=== Work to do ===
Repeat the data verbatim from the start through the line containing "preview-area[interactable] [191,96,1090,404]", including both ends.

Begin

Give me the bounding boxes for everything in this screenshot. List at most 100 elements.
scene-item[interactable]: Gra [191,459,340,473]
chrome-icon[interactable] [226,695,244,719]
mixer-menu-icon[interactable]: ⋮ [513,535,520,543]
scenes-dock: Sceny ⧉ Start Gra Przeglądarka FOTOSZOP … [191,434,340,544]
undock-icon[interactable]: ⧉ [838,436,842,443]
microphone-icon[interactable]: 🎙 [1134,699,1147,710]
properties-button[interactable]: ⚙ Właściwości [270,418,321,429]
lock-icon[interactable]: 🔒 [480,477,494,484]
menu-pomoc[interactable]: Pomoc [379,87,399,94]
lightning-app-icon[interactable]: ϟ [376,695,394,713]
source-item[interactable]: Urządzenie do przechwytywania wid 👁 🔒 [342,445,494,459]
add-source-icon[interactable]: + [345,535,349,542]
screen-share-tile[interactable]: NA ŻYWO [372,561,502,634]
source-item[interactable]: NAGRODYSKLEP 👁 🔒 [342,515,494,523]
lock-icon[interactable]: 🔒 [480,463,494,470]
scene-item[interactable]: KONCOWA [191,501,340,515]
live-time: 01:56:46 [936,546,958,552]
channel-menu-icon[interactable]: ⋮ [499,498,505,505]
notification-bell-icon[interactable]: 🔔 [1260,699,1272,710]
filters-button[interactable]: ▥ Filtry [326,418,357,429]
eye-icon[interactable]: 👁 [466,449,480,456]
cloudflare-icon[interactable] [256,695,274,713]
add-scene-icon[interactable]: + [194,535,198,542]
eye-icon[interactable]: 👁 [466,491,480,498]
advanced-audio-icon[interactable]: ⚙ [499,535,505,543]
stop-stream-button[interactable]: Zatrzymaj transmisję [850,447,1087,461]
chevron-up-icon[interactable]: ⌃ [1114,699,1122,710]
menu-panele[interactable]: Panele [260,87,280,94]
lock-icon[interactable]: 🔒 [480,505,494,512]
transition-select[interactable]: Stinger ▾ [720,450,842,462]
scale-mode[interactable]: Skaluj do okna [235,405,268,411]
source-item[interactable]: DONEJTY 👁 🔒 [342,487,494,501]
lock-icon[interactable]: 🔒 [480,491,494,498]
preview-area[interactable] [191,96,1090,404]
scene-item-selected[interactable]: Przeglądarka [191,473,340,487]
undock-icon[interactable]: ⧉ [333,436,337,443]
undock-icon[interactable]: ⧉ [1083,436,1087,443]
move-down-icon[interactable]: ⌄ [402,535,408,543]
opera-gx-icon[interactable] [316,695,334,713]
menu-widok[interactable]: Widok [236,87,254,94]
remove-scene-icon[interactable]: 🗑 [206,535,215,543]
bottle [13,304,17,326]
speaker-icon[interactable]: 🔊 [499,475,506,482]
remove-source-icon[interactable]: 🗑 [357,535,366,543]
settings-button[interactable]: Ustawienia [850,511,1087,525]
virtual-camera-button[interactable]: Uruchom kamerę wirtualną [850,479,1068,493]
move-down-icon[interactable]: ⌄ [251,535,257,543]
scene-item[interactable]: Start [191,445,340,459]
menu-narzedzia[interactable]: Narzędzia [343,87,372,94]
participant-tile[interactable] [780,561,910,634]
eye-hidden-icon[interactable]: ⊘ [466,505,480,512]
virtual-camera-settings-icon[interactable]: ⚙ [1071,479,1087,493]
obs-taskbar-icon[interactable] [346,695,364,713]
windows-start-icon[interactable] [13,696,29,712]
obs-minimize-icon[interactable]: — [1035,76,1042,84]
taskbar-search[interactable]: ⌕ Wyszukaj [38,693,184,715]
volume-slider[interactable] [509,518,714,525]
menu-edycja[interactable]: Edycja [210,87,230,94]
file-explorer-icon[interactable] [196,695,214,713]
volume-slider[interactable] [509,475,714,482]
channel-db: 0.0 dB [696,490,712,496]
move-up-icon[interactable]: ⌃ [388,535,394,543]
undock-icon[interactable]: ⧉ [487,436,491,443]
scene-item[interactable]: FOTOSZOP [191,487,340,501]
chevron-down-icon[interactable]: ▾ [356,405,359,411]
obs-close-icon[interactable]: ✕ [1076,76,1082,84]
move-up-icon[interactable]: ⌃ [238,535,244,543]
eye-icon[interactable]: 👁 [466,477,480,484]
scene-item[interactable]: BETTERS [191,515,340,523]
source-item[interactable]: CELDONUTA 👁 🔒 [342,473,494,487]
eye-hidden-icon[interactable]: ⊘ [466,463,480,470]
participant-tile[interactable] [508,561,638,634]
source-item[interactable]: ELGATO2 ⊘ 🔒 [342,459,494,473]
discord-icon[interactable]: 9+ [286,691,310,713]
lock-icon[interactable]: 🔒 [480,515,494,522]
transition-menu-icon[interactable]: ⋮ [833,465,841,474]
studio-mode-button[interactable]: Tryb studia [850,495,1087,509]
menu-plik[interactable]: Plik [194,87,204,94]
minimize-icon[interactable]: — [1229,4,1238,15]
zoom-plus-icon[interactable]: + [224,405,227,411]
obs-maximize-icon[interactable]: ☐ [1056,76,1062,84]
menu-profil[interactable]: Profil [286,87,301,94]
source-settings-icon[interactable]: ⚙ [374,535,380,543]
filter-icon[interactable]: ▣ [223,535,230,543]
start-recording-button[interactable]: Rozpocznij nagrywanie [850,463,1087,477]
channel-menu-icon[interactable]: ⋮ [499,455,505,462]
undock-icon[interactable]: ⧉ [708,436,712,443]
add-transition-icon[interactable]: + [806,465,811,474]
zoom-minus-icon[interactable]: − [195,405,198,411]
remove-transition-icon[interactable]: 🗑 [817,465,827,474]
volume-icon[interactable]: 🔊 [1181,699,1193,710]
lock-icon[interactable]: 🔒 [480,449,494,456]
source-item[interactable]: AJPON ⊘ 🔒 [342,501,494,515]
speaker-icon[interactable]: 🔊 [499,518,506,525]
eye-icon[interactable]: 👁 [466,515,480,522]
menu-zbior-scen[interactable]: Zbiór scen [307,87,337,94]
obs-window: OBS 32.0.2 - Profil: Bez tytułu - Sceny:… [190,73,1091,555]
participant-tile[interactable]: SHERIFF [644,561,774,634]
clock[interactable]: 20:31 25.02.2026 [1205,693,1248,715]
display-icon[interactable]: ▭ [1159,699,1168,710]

End

=== Solution to this exercise ===
Give me the bounding boxes for everything in this screenshot. List at most 100 elements.
scene-item[interactable]: Gra [191,459,340,473]
chrome-icon[interactable] [226,695,244,719]
mixer-menu-icon[interactable]: ⋮ [513,535,520,543]
scenes-dock: Sceny ⧉ Start Gra Przeglądarka FOTOSZOP … [191,434,340,544]
undock-icon[interactable]: ⧉ [838,436,842,443]
microphone-icon[interactable]: 🎙 [1134,699,1147,710]
properties-button[interactable]: ⚙ Właściwości [270,418,321,429]
lock-icon[interactable]: 🔒 [480,477,494,484]
menu-pomoc[interactable]: Pomoc [379,87,399,94]
lightning-app-icon[interactable]: ϟ [376,695,394,713]
source-item[interactable]: Urządzenie do przechwytywania wid 👁 🔒 [342,445,494,459]
add-source-icon[interactable]: + [345,535,349,542]
screen-share-tile[interactable]: NA ŻYWO [372,561,502,634]
source-item[interactable]: NAGRODYSKLEP 👁 🔒 [342,515,494,523]
lock-icon[interactable]: 🔒 [480,463,494,470]
scene-item[interactable]: KONCOWA [191,501,340,515]
live-time: 01:56:46 [936,546,958,552]
channel-menu-icon[interactable]: ⋮ [499,498,505,505]
notification-bell-icon[interactable]: 🔔 [1260,699,1272,710]
filters-button[interactable]: ▥ Filtry [326,418,357,429]
eye-icon[interactable]: 👁 [466,449,480,456]
cloudflare-icon[interactable] [256,695,274,713]
add-scene-icon[interactable]: + [194,535,198,542]
eye-icon[interactable]: 👁 [466,491,480,498]
advanced-audio-icon[interactable]: ⚙ [499,535,505,543]
stop-stream-button[interactable]: Zatrzymaj transmisję [850,447,1087,461]
chevron-up-icon[interactable]: ⌃ [1114,699,1122,710]
menu-panele[interactable]: Panele [260,87,280,94]
lock-icon[interactable]: 🔒 [480,505,494,512]
transition-select[interactable]: Stinger ▾ [720,450,842,462]
scale-mode[interactable]: Skaluj do okna [235,405,268,411]
source-item[interactable]: DONEJTY 👁 🔒 [342,487,494,501]
lock-icon[interactable]: 🔒 [480,491,494,498]
preview-area[interactable] [191,96,1090,404]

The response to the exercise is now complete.